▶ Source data
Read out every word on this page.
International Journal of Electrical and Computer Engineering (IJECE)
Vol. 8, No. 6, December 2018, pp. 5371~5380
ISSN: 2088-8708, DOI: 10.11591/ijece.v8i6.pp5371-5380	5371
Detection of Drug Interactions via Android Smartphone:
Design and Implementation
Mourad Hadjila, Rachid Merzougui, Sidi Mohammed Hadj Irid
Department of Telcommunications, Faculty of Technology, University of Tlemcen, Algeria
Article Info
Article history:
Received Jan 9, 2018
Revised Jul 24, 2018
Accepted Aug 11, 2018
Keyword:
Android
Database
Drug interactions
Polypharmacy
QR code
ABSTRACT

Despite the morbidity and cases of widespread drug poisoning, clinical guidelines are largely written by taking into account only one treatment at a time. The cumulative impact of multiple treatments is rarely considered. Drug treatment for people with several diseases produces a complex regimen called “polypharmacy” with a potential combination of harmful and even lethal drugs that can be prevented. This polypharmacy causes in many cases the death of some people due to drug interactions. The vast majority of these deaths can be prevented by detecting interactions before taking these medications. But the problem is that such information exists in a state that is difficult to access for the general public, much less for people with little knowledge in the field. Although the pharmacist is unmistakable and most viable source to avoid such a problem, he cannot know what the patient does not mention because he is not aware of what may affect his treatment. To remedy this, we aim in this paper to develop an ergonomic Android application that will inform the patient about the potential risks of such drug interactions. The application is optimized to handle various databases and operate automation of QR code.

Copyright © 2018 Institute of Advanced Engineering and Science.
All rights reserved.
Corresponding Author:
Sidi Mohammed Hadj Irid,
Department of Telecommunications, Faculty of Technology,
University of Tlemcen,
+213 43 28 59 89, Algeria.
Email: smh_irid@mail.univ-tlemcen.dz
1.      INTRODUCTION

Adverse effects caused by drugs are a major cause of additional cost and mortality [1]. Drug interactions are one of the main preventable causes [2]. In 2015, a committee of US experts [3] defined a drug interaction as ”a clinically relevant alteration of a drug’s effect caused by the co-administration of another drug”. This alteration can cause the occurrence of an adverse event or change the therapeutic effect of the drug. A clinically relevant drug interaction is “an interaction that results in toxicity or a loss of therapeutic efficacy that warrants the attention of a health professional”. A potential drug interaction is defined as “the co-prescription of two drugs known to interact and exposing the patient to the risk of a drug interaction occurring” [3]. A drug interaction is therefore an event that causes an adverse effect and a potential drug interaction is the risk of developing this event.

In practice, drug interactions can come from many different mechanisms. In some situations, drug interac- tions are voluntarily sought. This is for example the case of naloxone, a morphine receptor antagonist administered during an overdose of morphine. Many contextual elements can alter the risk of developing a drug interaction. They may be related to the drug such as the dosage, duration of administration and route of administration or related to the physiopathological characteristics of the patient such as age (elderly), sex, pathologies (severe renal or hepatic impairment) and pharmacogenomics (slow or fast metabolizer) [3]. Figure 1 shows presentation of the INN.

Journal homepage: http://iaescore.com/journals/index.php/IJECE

▶ WHAT THE TASK REQUIRES
Lines in the entries above that hold "Engineering" should be counted; give only that count.

▶ EXERCISE RESULT
2